Task prompt: Everything from the line containing "Read all visible text" to the last line of the records must be returned verbatim; nothing else belongs in the output.

Record extracts:
━━━

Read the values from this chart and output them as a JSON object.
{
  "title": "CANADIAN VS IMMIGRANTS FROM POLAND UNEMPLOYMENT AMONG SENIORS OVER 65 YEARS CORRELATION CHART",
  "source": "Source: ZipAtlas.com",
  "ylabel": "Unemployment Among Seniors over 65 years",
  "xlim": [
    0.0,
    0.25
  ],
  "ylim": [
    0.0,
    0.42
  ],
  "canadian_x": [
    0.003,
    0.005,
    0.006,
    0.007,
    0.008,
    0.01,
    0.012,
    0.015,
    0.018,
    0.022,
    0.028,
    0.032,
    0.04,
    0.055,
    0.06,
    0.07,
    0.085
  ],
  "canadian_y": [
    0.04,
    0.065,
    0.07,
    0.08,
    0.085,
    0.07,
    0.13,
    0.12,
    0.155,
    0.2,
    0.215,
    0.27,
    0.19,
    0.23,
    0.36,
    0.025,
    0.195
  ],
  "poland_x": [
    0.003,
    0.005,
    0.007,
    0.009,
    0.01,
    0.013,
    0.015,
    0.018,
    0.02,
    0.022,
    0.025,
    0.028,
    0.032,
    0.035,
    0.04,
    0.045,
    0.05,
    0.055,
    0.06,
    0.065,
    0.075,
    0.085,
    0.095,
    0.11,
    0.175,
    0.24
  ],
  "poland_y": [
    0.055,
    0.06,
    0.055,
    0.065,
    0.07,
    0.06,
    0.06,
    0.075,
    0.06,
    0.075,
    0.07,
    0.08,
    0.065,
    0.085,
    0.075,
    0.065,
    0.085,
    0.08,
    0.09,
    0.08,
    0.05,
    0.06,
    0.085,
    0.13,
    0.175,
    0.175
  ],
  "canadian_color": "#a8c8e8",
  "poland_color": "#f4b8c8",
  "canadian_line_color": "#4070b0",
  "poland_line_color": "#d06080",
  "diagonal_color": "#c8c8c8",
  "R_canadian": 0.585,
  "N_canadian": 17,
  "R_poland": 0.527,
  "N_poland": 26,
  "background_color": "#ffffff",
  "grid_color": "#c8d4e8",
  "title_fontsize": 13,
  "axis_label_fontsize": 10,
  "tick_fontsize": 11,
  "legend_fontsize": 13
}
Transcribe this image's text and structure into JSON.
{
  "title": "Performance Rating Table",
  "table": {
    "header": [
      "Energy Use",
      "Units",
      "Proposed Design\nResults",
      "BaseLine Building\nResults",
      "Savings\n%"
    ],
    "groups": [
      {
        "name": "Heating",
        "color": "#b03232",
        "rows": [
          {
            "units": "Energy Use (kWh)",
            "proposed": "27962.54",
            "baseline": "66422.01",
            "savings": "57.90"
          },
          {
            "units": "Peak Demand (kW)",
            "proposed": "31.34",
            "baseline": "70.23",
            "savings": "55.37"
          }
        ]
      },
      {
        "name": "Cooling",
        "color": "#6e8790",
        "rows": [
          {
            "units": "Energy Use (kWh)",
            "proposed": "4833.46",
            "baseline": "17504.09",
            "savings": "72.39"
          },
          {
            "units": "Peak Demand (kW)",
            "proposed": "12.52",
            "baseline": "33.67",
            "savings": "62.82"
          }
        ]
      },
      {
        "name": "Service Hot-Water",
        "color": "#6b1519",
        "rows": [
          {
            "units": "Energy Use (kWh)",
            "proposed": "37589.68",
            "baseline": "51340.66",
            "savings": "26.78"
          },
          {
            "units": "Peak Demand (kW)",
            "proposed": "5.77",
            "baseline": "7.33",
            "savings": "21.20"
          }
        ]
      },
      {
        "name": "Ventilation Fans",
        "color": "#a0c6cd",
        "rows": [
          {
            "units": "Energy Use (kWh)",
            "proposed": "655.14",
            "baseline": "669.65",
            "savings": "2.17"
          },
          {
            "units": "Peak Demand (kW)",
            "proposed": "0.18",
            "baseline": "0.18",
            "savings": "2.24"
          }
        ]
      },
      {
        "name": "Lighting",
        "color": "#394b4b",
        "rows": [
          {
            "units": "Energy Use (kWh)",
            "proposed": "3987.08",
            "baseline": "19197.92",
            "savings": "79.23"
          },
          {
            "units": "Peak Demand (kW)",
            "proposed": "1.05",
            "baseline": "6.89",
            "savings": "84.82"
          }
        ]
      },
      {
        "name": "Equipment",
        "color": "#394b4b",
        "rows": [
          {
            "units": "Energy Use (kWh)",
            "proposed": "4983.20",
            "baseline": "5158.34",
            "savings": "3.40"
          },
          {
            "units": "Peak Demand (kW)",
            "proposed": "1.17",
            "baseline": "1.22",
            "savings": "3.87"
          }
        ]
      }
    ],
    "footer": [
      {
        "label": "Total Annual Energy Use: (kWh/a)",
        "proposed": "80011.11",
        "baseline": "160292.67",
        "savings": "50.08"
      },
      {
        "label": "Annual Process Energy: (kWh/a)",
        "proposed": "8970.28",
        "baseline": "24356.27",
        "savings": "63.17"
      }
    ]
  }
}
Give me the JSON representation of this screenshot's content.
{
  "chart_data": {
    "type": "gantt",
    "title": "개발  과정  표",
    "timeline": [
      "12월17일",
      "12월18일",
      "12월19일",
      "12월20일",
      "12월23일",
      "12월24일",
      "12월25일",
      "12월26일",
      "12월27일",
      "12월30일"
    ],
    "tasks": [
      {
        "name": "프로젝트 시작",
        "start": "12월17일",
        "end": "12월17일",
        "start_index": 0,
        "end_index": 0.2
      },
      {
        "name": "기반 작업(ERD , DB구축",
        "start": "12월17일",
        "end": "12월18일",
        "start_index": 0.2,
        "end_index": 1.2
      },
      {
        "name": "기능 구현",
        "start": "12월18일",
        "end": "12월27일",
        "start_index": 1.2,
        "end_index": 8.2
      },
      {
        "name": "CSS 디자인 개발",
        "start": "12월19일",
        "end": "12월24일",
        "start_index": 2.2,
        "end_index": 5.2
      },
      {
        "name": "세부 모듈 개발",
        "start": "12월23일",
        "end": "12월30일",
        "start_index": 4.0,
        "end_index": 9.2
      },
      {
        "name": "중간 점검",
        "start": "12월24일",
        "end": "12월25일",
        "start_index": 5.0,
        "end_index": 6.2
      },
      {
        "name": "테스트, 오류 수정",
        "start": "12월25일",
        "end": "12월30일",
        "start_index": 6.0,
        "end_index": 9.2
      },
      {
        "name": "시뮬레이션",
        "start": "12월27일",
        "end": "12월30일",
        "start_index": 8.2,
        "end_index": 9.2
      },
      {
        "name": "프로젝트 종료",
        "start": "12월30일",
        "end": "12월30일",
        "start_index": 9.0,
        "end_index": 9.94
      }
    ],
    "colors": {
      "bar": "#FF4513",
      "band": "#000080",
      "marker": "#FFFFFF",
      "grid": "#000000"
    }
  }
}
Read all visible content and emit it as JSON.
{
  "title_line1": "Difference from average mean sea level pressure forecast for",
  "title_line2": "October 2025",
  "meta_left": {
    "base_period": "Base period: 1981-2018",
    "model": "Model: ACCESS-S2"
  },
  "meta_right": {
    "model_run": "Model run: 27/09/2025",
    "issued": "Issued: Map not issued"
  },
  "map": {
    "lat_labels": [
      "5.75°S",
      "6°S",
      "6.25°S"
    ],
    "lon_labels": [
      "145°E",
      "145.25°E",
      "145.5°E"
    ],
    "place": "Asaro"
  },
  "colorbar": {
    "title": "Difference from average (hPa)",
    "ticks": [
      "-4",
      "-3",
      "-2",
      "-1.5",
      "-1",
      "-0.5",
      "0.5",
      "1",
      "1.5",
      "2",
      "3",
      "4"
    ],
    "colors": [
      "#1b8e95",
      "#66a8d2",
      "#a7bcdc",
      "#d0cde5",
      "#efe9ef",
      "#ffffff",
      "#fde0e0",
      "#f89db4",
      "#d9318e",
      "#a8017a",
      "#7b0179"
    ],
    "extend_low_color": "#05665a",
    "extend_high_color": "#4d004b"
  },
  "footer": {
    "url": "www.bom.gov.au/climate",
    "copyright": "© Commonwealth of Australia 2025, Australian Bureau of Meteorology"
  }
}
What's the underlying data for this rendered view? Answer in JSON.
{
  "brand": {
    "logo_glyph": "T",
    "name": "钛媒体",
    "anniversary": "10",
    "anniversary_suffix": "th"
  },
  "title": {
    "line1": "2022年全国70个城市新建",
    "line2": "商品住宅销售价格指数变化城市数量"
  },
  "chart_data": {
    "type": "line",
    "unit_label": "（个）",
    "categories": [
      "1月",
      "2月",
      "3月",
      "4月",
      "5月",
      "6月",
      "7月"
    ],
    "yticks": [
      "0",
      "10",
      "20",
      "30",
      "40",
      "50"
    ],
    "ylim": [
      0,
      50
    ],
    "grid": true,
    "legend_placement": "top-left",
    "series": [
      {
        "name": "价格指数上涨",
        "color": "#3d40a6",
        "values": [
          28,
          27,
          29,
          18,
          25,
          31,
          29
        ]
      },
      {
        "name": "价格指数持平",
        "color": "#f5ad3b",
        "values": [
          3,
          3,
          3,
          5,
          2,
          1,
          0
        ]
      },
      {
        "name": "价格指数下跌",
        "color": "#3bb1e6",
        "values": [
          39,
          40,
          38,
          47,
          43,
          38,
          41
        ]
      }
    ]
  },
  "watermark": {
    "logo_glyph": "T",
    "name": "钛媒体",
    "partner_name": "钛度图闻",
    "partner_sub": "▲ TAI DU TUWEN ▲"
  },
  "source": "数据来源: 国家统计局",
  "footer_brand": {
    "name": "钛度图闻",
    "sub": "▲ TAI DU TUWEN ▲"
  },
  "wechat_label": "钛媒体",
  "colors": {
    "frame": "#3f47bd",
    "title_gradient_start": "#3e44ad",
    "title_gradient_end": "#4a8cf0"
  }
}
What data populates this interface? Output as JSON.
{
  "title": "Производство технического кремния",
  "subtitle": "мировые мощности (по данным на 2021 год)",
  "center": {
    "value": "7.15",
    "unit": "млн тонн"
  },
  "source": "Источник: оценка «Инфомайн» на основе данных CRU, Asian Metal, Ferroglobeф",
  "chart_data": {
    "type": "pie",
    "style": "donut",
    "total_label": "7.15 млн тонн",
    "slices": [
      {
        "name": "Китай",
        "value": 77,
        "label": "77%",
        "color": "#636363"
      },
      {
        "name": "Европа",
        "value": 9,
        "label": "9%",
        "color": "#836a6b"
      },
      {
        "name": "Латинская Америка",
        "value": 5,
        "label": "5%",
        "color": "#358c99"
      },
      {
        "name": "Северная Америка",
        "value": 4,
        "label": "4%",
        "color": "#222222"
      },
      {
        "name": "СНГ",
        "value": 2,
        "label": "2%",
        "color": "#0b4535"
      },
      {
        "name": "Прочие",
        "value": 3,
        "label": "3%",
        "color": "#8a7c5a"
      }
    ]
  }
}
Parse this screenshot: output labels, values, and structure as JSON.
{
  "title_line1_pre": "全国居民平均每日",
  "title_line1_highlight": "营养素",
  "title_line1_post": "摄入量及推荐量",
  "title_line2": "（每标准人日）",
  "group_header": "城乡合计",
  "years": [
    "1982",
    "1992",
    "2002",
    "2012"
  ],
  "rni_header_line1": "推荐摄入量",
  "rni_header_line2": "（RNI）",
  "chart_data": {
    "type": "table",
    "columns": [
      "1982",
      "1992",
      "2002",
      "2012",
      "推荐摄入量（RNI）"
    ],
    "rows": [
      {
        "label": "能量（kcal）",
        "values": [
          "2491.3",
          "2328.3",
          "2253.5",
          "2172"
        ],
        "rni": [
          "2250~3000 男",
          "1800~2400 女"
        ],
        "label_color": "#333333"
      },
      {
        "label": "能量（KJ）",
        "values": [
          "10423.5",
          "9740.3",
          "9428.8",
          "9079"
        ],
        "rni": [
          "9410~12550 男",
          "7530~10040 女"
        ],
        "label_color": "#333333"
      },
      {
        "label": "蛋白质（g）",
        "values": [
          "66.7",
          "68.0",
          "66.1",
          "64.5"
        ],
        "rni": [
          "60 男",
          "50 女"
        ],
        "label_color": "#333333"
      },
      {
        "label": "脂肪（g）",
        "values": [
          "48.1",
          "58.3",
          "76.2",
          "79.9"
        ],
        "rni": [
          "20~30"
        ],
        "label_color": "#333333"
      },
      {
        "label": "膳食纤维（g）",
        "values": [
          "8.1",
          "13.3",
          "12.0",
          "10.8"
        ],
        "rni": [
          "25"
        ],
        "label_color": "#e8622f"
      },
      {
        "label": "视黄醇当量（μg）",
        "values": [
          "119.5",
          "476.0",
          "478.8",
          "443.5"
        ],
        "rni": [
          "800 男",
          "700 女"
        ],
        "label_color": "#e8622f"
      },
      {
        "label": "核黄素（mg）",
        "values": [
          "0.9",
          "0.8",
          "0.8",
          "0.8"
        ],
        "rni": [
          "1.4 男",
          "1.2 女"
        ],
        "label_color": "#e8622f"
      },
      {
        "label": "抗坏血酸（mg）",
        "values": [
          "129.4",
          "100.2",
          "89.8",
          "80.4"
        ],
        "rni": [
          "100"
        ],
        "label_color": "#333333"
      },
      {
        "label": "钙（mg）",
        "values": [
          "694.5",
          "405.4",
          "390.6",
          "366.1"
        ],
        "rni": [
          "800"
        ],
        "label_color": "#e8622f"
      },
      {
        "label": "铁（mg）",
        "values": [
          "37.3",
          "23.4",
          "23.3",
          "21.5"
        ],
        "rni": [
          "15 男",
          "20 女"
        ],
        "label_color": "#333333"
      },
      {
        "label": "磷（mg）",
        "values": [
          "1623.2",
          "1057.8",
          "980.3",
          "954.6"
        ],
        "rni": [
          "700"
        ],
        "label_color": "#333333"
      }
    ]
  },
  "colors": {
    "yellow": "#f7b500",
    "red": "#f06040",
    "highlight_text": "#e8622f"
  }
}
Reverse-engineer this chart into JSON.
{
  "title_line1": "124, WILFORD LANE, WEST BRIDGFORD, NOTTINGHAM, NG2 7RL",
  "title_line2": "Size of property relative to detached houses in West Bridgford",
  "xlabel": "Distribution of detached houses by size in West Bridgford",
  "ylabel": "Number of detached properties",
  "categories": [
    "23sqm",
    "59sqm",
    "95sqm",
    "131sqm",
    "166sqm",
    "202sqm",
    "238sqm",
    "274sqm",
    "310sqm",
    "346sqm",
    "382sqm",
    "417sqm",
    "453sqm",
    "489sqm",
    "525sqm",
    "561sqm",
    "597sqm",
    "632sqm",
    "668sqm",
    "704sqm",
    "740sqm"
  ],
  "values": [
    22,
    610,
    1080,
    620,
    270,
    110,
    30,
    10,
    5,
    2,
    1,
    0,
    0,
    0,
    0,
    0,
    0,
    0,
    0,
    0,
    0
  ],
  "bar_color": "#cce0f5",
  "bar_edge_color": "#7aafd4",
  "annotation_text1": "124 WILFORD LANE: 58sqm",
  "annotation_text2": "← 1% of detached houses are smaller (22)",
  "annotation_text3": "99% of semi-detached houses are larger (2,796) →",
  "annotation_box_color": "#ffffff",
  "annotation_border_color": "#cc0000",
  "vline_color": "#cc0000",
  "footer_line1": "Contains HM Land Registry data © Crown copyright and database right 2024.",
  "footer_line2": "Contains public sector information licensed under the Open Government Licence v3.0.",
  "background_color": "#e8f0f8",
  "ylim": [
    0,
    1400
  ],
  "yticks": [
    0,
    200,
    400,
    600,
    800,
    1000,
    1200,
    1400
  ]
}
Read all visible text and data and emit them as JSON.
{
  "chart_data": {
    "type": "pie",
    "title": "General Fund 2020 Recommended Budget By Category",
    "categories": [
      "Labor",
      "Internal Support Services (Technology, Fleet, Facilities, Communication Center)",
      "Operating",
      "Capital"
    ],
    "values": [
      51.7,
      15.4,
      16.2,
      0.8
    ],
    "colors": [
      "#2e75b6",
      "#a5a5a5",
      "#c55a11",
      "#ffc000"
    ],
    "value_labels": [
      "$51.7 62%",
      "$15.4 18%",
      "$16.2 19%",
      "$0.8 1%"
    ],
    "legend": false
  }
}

━━━

Answer for the task:
Read all visible text and data and emit them as JSON.
{
  "chart_data": {
    "type": "pie",
    "title": "General Fund 2020 Recommended Budget By Category",
    "categories": [
      "Labor",
      "Internal Support Services (Technology, Fleet, Facilities, Communication Center)",
      "Operating",
      "Capital"
    ],
    "values": [
      51.7,
      15.4,
      16.2,
      0.8
    ],
    "colors": [
      "#2e75b6",
      "#a5a5a5",
      "#c55a11",
      "#ffc000"
    ],
    "value_labels": [
      "$51.7 62%",
      "$15.4 18%",
      "$16.2 19%",
      "$0.8 1%"
    ],
    "legend": false
  }
}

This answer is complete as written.